━━━ Source records
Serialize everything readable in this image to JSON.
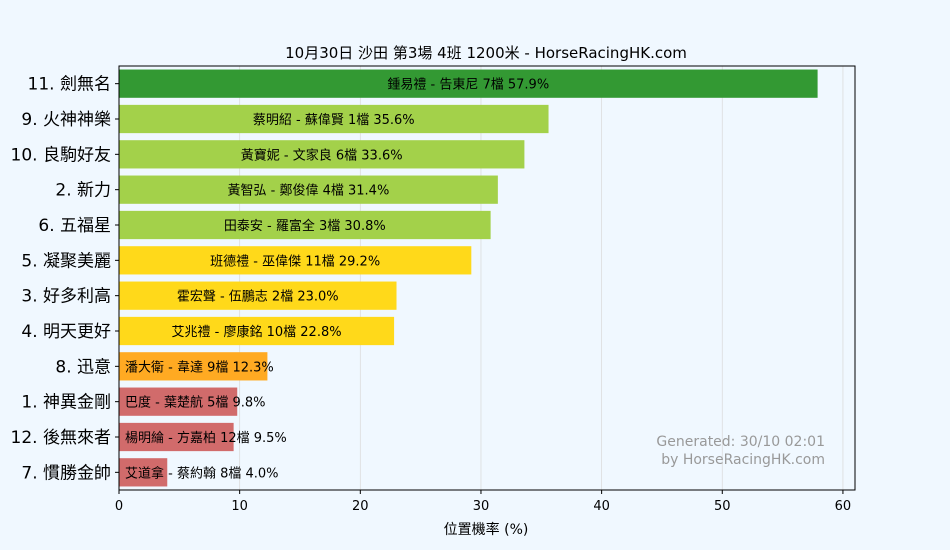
{
  "chart_data": {
    "type": "bar",
    "orientation": "horizontal",
    "title": "10月30日  沙田  第3場  4班  1200米 - HorseRacingHK.com",
    "xlabel": "位置機率 (%)",
    "ylabel": "",
    "xlim": [
      0,
      61
    ],
    "xticks": [
      0,
      10,
      20,
      30,
      40,
      50,
      60
    ],
    "grid": true,
    "categories": [
      "11. 劍無名",
      "9. 火神神樂",
      "10. 良駒好友",
      "2. 新力",
      "6. 五福星",
      "5. 凝聚美麗",
      "3. 好多利高",
      "4. 明天更好",
      "8. 迅意",
      "1. 神異金剛",
      "12. 後無來者",
      "7. 慣勝金帥"
    ],
    "values": [
      57.9,
      35.6,
      33.6,
      31.4,
      30.8,
      29.2,
      23.0,
      22.8,
      12.3,
      9.8,
      9.5,
      4.0
    ],
    "bar_labels": [
      "鍾易禮 - 告東尼 7檔  57.9%",
      "蔡明紹 - 蘇偉賢 1檔  35.6%",
      "黃寶妮 - 文家良 6檔  33.6%",
      "黃智弘 - 鄭俊偉 4檔  31.4%",
      "田泰安 - 羅富全 3檔  30.8%",
      "班德禮 - 巫偉傑 11檔  29.2%",
      "霍宏聲 - 伍鵬志 2檔  23.0%",
      "艾兆禮 - 廖康銘 10檔  22.8%",
      "潘大衛 - 韋達 9檔  12.3%",
      "巴度 - 葉楚航 5檔  9.8%",
      "楊明綸 - 方嘉柏 12檔  9.5%",
      "艾道拿 - 蔡約翰 8檔  4.0%"
    ],
    "colors": [
      "#339933",
      "#a3d14a",
      "#a3d14a",
      "#a3d14a",
      "#a3d14a",
      "#ffd91a",
      "#ffd91a",
      "#ffd91a",
      "#ffaa22",
      "#d16b6b",
      "#d16b6b",
      "#d16b6b"
    ],
    "watermark": [
      "Generated: 30/10 02:01",
      "by HorseRacingHK.com"
    ],
    "watermark_color": "#999999",
    "background": "#f0f8ff"
  }
}
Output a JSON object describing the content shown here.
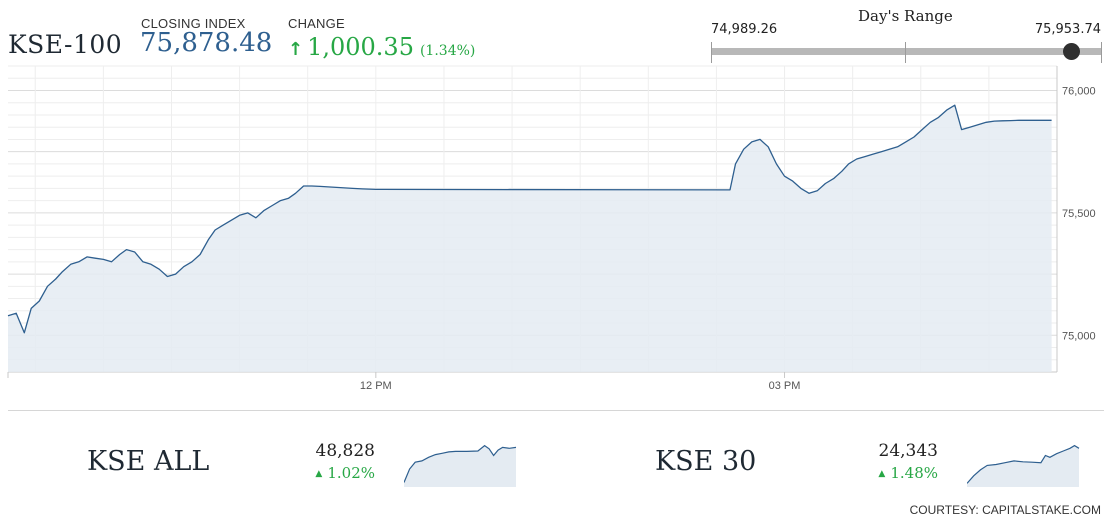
{
  "header": {
    "index_name": "KSE-100",
    "closing_label": "CLOSING INDEX",
    "closing_value": "75,878.48",
    "change_label": "CHANGE",
    "change_arrow_icon": "arrow-up-icon",
    "change_value": "1,000.35",
    "change_percent": "(1.34%)",
    "positive_color": "#27a745",
    "value_color": "#2e5f8f"
  },
  "days_range": {
    "title": "Day's Range",
    "low": "74,989.26",
    "high": "75,953.74",
    "low_value": 74989.26,
    "high_value": 75953.74,
    "current_value": 75878.48
  },
  "chart_data": {
    "type": "area",
    "title": "",
    "xlabel": "",
    "ylabel": "",
    "ylim": [
      74850,
      76100
    ],
    "y_ticks": [
      75000,
      75500,
      76000
    ],
    "y_tick_labels": [
      "75,000",
      "75,500",
      "76,000"
    ],
    "x_ticks": [
      12,
      15
    ],
    "x_tick_labels": [
      "12 PM",
      "03 PM"
    ],
    "xlim": [
      9.3,
      17.0
    ],
    "grid": true,
    "line_color": "#2e5f8f",
    "fill_color": "#e4ebf2",
    "series": [
      {
        "x": [
          9.3,
          9.36,
          9.42,
          9.47,
          9.53,
          9.59,
          9.65,
          9.7,
          9.76,
          9.82,
          9.88,
          9.94,
          10.0,
          10.06,
          10.12,
          10.17,
          10.23,
          10.29,
          10.35,
          10.41,
          10.47,
          10.53,
          10.59,
          10.65,
          10.71,
          10.77,
          10.82,
          10.88,
          10.94,
          11.0,
          11.06,
          11.12,
          11.18,
          11.24,
          11.3,
          11.36,
          11.41,
          11.47,
          11.53,
          11.59,
          11.65,
          11.71,
          11.77,
          11.83,
          11.9,
          12.0,
          14.6,
          14.64,
          14.7,
          14.76,
          14.82,
          14.88,
          14.94,
          15.0,
          15.06,
          15.12,
          15.18,
          15.24,
          15.3,
          15.36,
          15.42,
          15.47,
          15.53,
          15.59,
          15.65,
          15.71,
          15.77,
          15.83,
          15.89,
          15.95,
          16.01,
          16.07,
          16.13,
          16.19,
          16.25,
          16.3,
          16.36,
          16.42,
          16.48,
          16.54,
          16.6,
          16.66,
          16.72,
          16.78,
          16.84,
          16.9,
          16.96
        ],
        "values": [
          75080,
          75090,
          75010,
          75110,
          75140,
          75200,
          75230,
          75260,
          75290,
          75300,
          75320,
          75315,
          75310,
          75300,
          75330,
          75350,
          75340,
          75300,
          75290,
          75270,
          75240,
          75250,
          75280,
          75300,
          75330,
          75390,
          75430,
          75450,
          75470,
          75490,
          75500,
          75480,
          75510,
          75530,
          75550,
          75560,
          75580,
          75610,
          75610,
          75608,
          75606,
          75604,
          75602,
          75600,
          75598,
          75596,
          75594,
          75700,
          75760,
          75790,
          75800,
          75770,
          75700,
          75650,
          75630,
          75600,
          75580,
          75590,
          75620,
          75640,
          75670,
          75700,
          75720,
          75730,
          75740,
          75750,
          75760,
          75770,
          75790,
          75810,
          75840,
          75870,
          75890,
          75920,
          75940,
          75840,
          75850,
          75860,
          75870,
          75875,
          75876,
          75877,
          75878,
          75878,
          75878,
          75878,
          75878
        ]
      }
    ]
  },
  "mini_indices": [
    {
      "name": "KSE ALL",
      "value": "48,828",
      "arrow_icon": "triangle-up-icon",
      "change": "1.02%",
      "sparkline": [
        10,
        40,
        55,
        58,
        66,
        72,
        75,
        78,
        79,
        79,
        80,
        92,
        85,
        70,
        82,
        88,
        86,
        88
      ],
      "spark_x": [
        0,
        5,
        10,
        16,
        22,
        28,
        34,
        40,
        46,
        56,
        66,
        72,
        76,
        80,
        84,
        88,
        94,
        100
      ]
    },
    {
      "name": "KSE 30",
      "value": "24,343",
      "arrow_icon": "triangle-up-icon",
      "change": "1.48%",
      "sparkline": [
        8,
        25,
        38,
        48,
        50,
        54,
        58,
        56,
        55,
        54,
        70,
        66,
        74,
        80,
        86,
        92,
        86
      ],
      "spark_x": [
        0,
        6,
        12,
        18,
        26,
        34,
        42,
        50,
        58,
        66,
        70,
        74,
        80,
        86,
        92,
        96,
        100
      ]
    }
  ],
  "footer": {
    "courtesy": "COURTESY: CAPITALSTAKE.COM"
  }
}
━━━━━━
Exercise brief: The records above are to be quoted exactly, with all pictures left out.

The response:
Serialize everything readable in this image to JSON.
{
  "chart_data": {
    "type": "bar",
    "orientation": "horizontal",
    "title": "10月30日  沙田  第3場  4班  1200米 - HorseRacingHK.com",
    "xlabel": "位置機率 (%)",
    "ylabel": "",
    "xlim": [
      0,
      61
    ],
    "xticks": [
      0,
      10,
      20,
      30,
      40,
      50,
      60
    ],
    "grid": true,
    "categories": [
      "11. 劍無名",
      "9. 火神神樂",
      "10. 良駒好友",
      "2. 新力",
      "6. 五福星",
      "5. 凝聚美麗",
      "3. 好多利高",
      "4. 明天更好",
      "8. 迅意",
      "1. 神異金剛",
      "12. 後無來者",
      "7. 慣勝金帥"
    ],
    "values": [
      57.9,
      35.6,
      33.6,
      31.4,
      30.8,
      29.2,
      23.0,
      22.8,
      12.3,
      9.8,
      9.5,
      4.0
    ],
    "bar_labels": [
      "鍾易禮 - 告東尼 7檔  57.9%",
      "蔡明紹 - 蘇偉賢 1檔  35.6%",
      "黃寶妮 - 文家良 6檔  33.6%",
      "黃智弘 - 鄭俊偉 4檔  31.4%",
      "田泰安 - 羅富全 3檔  30.8%",
      "班德禮 - 巫偉傑 11檔  29.2%",
      "霍宏聲 - 伍鵬志 2檔  23.0%",
      "艾兆禮 - 廖康銘 10檔  22.8%",
      "潘大衛 - 韋達 9檔  12.3%",
      "巴度 - 葉楚航 5檔  9.8%",
      "楊明綸 - 方嘉柏 12檔  9.5%",
      "艾道拿 - 蔡約翰 8檔  4.0%"
    ],
    "colors": [
      "#339933",
      "#a3d14a",
      "#a3d14a",
      "#a3d14a",
      "#a3d14a",
      "#ffd91a",
      "#ffd91a",
      "#ffd91a",
      "#ffaa22",
      "#d16b6b",
      "#d16b6b",
      "#d16b6b"
    ],
    "watermark": [
      "Generated: 30/10 02:01",
      "by HorseRacingHK.com"
    ],
    "watermark_color": "#999999",
    "background": "#f0f8ff"
  }
}
Output a JSON object describing the content shown here.
{
  "header": {
    "index_name": "KSE-100",
    "closing_label": "CLOSING INDEX",
    "closing_value": "75,878.48",
    "change_label": "CHANGE",
    "change_arrow_icon": "arrow-up-icon",
    "change_value": "1,000.35",
    "change_percent": "(1.34%)",
    "positive_color": "#27a745",
    "value_color": "#2e5f8f"
  },
  "days_range": {
    "title": "Day's Range",
    "low": "74,989.26",
    "high": "75,953.74",
    "low_value": 74989.26,
    "high_value": 75953.74,
    "current_value": 75878.48
  },
  "chart_data": {
    "type": "area",
    "title": "",
    "xlabel": "",
    "ylabel": "",
    "ylim": [
      74850,
      76100
    ],
    "y_ticks": [
      75000,
      75500,
      76000
    ],
    "y_tick_labels": [
      "75,000",
      "75,500",
      "76,000"
    ],
    "x_ticks": [
      12,
      15
    ],
    "x_tick_labels": [
      "12 PM",
      "03 PM"
    ],
    "xlim": [
      9.3,
      17.0
    ],
    "grid": true,
    "line_color": "#2e5f8f",
    "fill_color": "#e4ebf2",
    "series": [
      {
        "x": [
          9.3,
          9.36,
          9.42,
          9.47,
          9.53,
          9.59,
          9.65,
          9.7,
          9.76,
          9.82,
          9.88,
          9.94,
          10.0,
          10.06,
          10.12,
          10.17,
          10.23,
          10.29,
          10.35,
          10.41,
          10.47,
          10.53,
          10.59,
          10.65,
          10.71,
          10.77,
          10.82,
          10.88,
          10.94,
          11.0,
          11.06,
          11.12,
          11.18,
          11.24,
          11.3,
          11.36,
          11.41,
          11.47,
          11.53,
          11.59,
          11.65,
          11.71,
          11.77,
          11.83,
          11.9,
          12.0,
          14.6,
          14.64,
          14.7,
          14.76,
          14.82,
          14.88,
          14.94,
          15.0,
          15.06,
          15.12,
          15.18,
          15.24,
          15.3,
          15.36,
          15.42,
          15.47,
          15.53,
          15.59,
          15.65,
          15.71,
          15.77,
          15.83,
          15.89,
          15.95,
          16.01,
          16.07,
          16.13,
          16.19,
          16.25,
          16.3,
          16.36,
          16.42,
          16.48,
          16.54,
          16.6,
          16.66,
          16.72,
          16.78,
          16.84,
          16.9,
          16.96
        ],
        "values": [
          75080,
          75090,
          75010,
          75110,
          75140,
          75200,
          75230,
          75260,
          75290,
          75300,
          75320,
          75315,
          75310,
          75300,
          75330,
          75350,
          75340,
          75300,
          75290,
          75270,
          75240,
          75250,
          75280,
          75300,
          75330,
          75390,
          75430,
          75450,
          75470,
          75490,
          75500,
          75480,
          75510,
          75530,
          75550,
          75560,
          75580,
          75610,
          75610,
          75608,
          75606,
          75604,
          75602,
          75600,
          75598,
          75596,
          75594,
          75700,
          75760,
          75790,
          75800,
          75770,
          75700,
          75650,
          75630,
          75600,
          75580,
          75590,
          75620,
          75640,
          75670,
          75700,
          75720,
          75730,
          75740,
          75750,
          75760,
          75770,
          75790,
          75810,
          75840,
          75870,
          75890,
          75920,
          75940,
          75840,
          75850,
          75860,
          75870,
          75875,
          75876,
          75877,
          75878,
          75878,
          75878,
          75878,
          75878
        ]
      }
    ]
  },
  "mini_indices": [
    {
      "name": "KSE ALL",
      "value": "48,828",
      "arrow_icon": "triangle-up-icon",
      "change": "1.02%",
      "sparkline": [
        10,
        40,
        55,
        58,
        66,
        72,
        75,
        78,
        79,
        79,
        80,
        92,
        85,
        70,
        82,
        88,
        86,
        88
      ],
      "spark_x": [
        0,
        5,
        10,
        16,
        22,
        28,
        34,
        40,
        46,
        56,
        66,
        72,
        76,
        80,
        84,
        88,
        94,
        100
      ]
    },
    {
      "name": "KSE 30",
      "value": "24,343",
      "arrow_icon": "triangle-up-icon",
      "change": "1.48%",
      "sparkline": [
        8,
        25,
        38,
        48,
        50,
        54,
        58,
        56,
        55,
        54,
        70,
        66,
        74,
        80,
        86,
        92,
        86
      ],
      "spark_x": [
        0,
        6,
        12,
        18,
        26,
        34,
        42,
        50,
        58,
        66,
        70,
        74,
        80,
        86,
        92,
        96,
        100
      ]
    }
  ],
  "footer": {
    "courtesy": "COURTESY: CAPITALSTAKE.COM"
  }
}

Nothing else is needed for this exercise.